:: Exercise details ::
Go through the data and copy every line exactly, but not the images.

:: Listing ::
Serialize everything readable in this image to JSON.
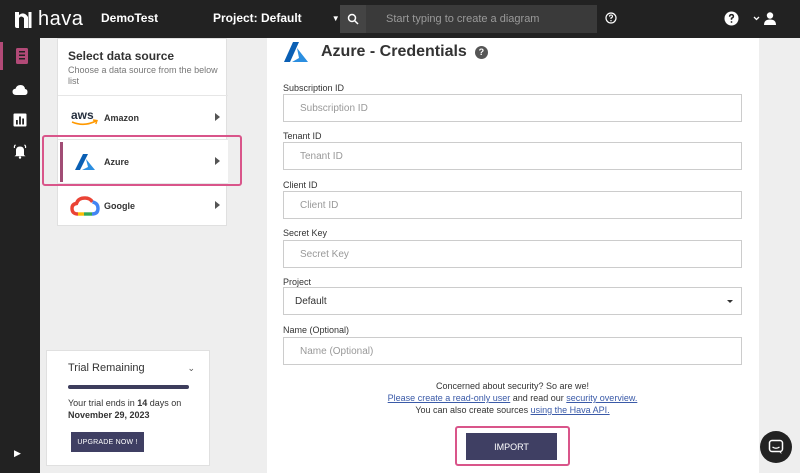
{
  "topbar": {
    "logo_text": "hava",
    "workspace": "DemoTest",
    "project": "Project: Default",
    "search_placeholder": "Start typing to create a diagram"
  },
  "data_source": {
    "title": "Select data source",
    "subtitle": "Choose a data source from the below list",
    "items": [
      {
        "label": "Amazon",
        "logo": "aws-logo"
      },
      {
        "label": "Azure",
        "logo": "azure-logo"
      },
      {
        "label": "Google",
        "logo": "google-cloud-logo"
      }
    ],
    "selected": "Azure",
    "aws_logo_text": "aws"
  },
  "trial": {
    "title": "Trial Remaining",
    "text_prefix": "Your trial ends in ",
    "days": "14",
    "text_mid": " days on",
    "date": "November 29, 2023",
    "button": "UPGRADE NOW !"
  },
  "form": {
    "title": "Azure - Credentials",
    "help_glyph": "?",
    "fields": [
      {
        "label": "Subscription ID",
        "placeholder": "Subscription ID"
      },
      {
        "label": "Tenant ID",
        "placeholder": "Tenant ID"
      },
      {
        "label": "Client ID",
        "placeholder": "Client ID"
      },
      {
        "label": "Secret Key",
        "placeholder": "Secret Key"
      }
    ],
    "project": {
      "label": "Project",
      "value": "Default"
    },
    "name": {
      "label": "Name (Optional)",
      "placeholder": "Name (Optional)"
    },
    "security": {
      "line1": "Concerned about security? So are we!",
      "link1": "Please create a read-only user",
      "mid": " and read our ",
      "link2": "security overview.",
      "line3_prefix": "You can also create sources ",
      "link3": "using the Hava API."
    },
    "import_button": "IMPORT"
  },
  "colors": {
    "topbar": "#222222",
    "accent": "#a14d75",
    "button": "#3f3f63",
    "highlight": "#d9558a"
  }
}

:: Completed task ::
Serialize everything readable in this image to JSON.
{
  "topbar": {
    "logo_text": "hava",
    "workspace": "DemoTest",
    "project": "Project: Default",
    "search_placeholder": "Start typing to create a diagram"
  },
  "data_source": {
    "title": "Select data source",
    "subtitle": "Choose a data source from the below list",
    "items": [
      {
        "label": "Amazon",
        "logo": "aws-logo"
      },
      {
        "label": "Azure",
        "logo": "azure-logo"
      },
      {
        "label": "Google",
        "logo": "google-cloud-logo"
      }
    ],
    "selected": "Azure",
    "aws_logo_text": "aws"
  },
  "trial": {
    "title": "Trial Remaining",
    "text_prefix": "Your trial ends in ",
    "days": "14",
    "text_mid": " days on",
    "date": "November 29, 2023",
    "button": "UPGRADE NOW !"
  },
  "form": {
    "title": "Azure - Credentials",
    "help_glyph": "?",
    "fields": [
      {
        "label": "Subscription ID",
        "placeholder": "Subscription ID"
      },
      {
        "label": "Tenant ID",
        "placeholder": "Tenant ID"
      },
      {
        "label": "Client ID",
        "placeholder": "Client ID"
      },
      {
        "label": "Secret Key",
        "placeholder": "Secret Key"
      }
    ],
    "project": {
      "label": "Project",
      "value": "Default"
    },
    "name": {
      "label": "Name (Optional)",
      "placeholder": "Name (Optional)"
    },
    "security": {
      "line1": "Concerned about security? So are we!",
      "link1": "Please create a read-only user",
      "mid": " and read our ",
      "link2": "security overview.",
      "line3_prefix": "You can also create sources ",
      "link3": "using the Hava API."
    },
    "import_button": "IMPORT"
  },
  "colors": {
    "topbar": "#222222",
    "accent": "#a14d75",
    "button": "#3f3f63",
    "highlight": "#d9558a"
  }
}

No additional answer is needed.